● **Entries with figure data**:
==========

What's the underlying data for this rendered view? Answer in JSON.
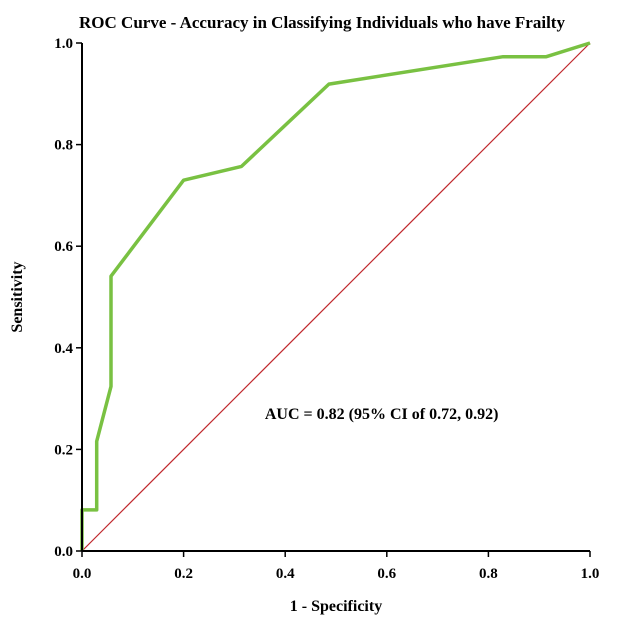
{
  "chart_data": {
    "type": "line",
    "title": "ROC Curve - Accuracy in Classifying Individuals who have Frailty",
    "xlabel": "1 - Specificity",
    "ylabel": "Sensitivity",
    "xlim": [
      0.0,
      1.0
    ],
    "ylim": [
      0.0,
      1.0
    ],
    "xticks": [
      "0.0",
      "0.2",
      "0.4",
      "0.6",
      "0.8",
      "1.0"
    ],
    "yticks": [
      "0.0",
      "0.2",
      "0.4",
      "0.6",
      "0.8",
      "1.0"
    ],
    "grid": false,
    "series": [
      {
        "color": "#79c142",
        "x": [
          0.0,
          0.0,
          0.029,
          0.029,
          0.057,
          0.057,
          0.057,
          0.2,
          0.314,
          0.486,
          0.829,
          0.914,
          1.0
        ],
        "y": [
          0.0,
          0.081,
          0.081,
          0.216,
          0.324,
          0.378,
          0.541,
          0.73,
          0.757,
          0.919,
          0.973,
          0.973,
          1.0
        ]
      },
      {
        "color": "#c0282d",
        "x": [
          0.0,
          1.0
        ],
        "y": [
          0.0,
          1.0
        ]
      }
    ],
    "annotations": [
      {
        "text": "AUC = 0.82 (95% CI of 0.72, 0.92)",
        "x": 0.36,
        "y": 0.26
      }
    ]
  }
}
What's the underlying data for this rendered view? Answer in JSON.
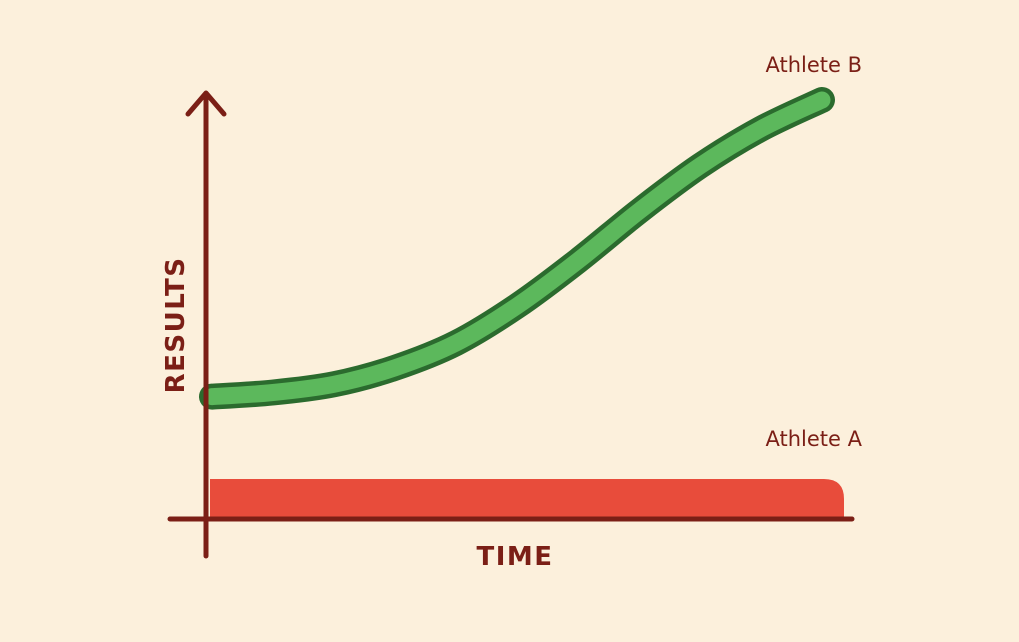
{
  "chart_data": {
    "type": "area",
    "xlabel": "TIME",
    "ylabel": "RESULTS",
    "xlim": [
      0,
      1
    ],
    "ylim": [
      0,
      1
    ],
    "grid": false,
    "legend": "none",
    "series": [
      {
        "name": "Athlete B",
        "type": "line",
        "color": "#5cb85c",
        "outline_color": "#2b6b2e",
        "x": [
          0,
          0.1,
          0.2,
          0.3,
          0.4,
          0.5,
          0.6,
          0.7,
          0.8,
          0.9,
          1.0
        ],
        "values": [
          0.28,
          0.29,
          0.31,
          0.35,
          0.41,
          0.5,
          0.61,
          0.73,
          0.84,
          0.93,
          1.0
        ]
      },
      {
        "name": "Athlete A",
        "type": "bar",
        "color": "#e84c3b",
        "x": [
          0,
          1
        ],
        "values": [
          0.085,
          0.085
        ]
      }
    ]
  },
  "colors": {
    "background": "#fcf0dc",
    "axis": "#7b1f16",
    "text": "#7b1f16"
  }
}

==========

● **Exercise goal**: Working from the lines above, reproduce the material exactly and exclude its pictures.

● **Worked solution**:
What's the underlying data for this rendered view? Answer in JSON.
{
  "chart_data": {
    "type": "line",
    "title": "ROC Curve - Accuracy in Classifying Individuals who have Frailty",
    "xlabel": "1 - Specificity",
    "ylabel": "Sensitivity",
    "xlim": [
      0.0,
      1.0
    ],
    "ylim": [
      0.0,
      1.0
    ],
    "xticks": [
      "0.0",
      "0.2",
      "0.4",
      "0.6",
      "0.8",
      "1.0"
    ],
    "yticks": [
      "0.0",
      "0.2",
      "0.4",
      "0.6",
      "0.8",
      "1.0"
    ],
    "grid": false,
    "series": [
      {
        "color": "#79c142",
        "x": [
          0.0,
          0.0,
          0.029,
          0.029,
          0.057,
          0.057,
          0.057,
          0.2,
          0.314,
          0.486,
          0.829,
          0.914,
          1.0
        ],
        "y": [
          0.0,
          0.081,
          0.081,
          0.216,
          0.324,
          0.378,
          0.541,
          0.73,
          0.757,
          0.919,
          0.973,
          0.973,
          1.0
        ]
      },
      {
        "color": "#c0282d",
        "x": [
          0.0,
          1.0
        ],
        "y": [
          0.0,
          1.0
        ]
      }
    ],
    "annotations": [
      {
        "text": "AUC = 0.82 (95% CI of 0.72, 0.92)",
        "x": 0.36,
        "y": 0.26
      }
    ]
  }
}
What's the underlying data for this rendered view? Answer in JSON.
{
  "chart_data": {
    "type": "area",
    "xlabel": "TIME",
    "ylabel": "RESULTS",
    "xlim": [
      0,
      1
    ],
    "ylim": [
      0,
      1
    ],
    "grid": false,
    "legend": "none",
    "series": [
      {
        "name": "Athlete B",
        "type": "line",
        "color": "#5cb85c",
        "outline_color": "#2b6b2e",
        "x": [
          0,
          0.1,
          0.2,
          0.3,
          0.4,
          0.5,
          0.6,
          0.7,
          0.8,
          0.9,
          1.0
        ],
        "values": [
          0.28,
          0.29,
          0.31,
          0.35,
          0.41,
          0.5,
          0.61,
          0.73,
          0.84,
          0.93,
          1.0
        ]
      },
      {
        "name": "Athlete A",
        "type": "bar",
        "color": "#e84c3b",
        "x": [
          0,
          1
        ],
        "values": [
          0.085,
          0.085
        ]
      }
    ]
  },
  "colors": {
    "background": "#fcf0dc",
    "axis": "#7b1f16",
    "text": "#7b1f16"
  }
}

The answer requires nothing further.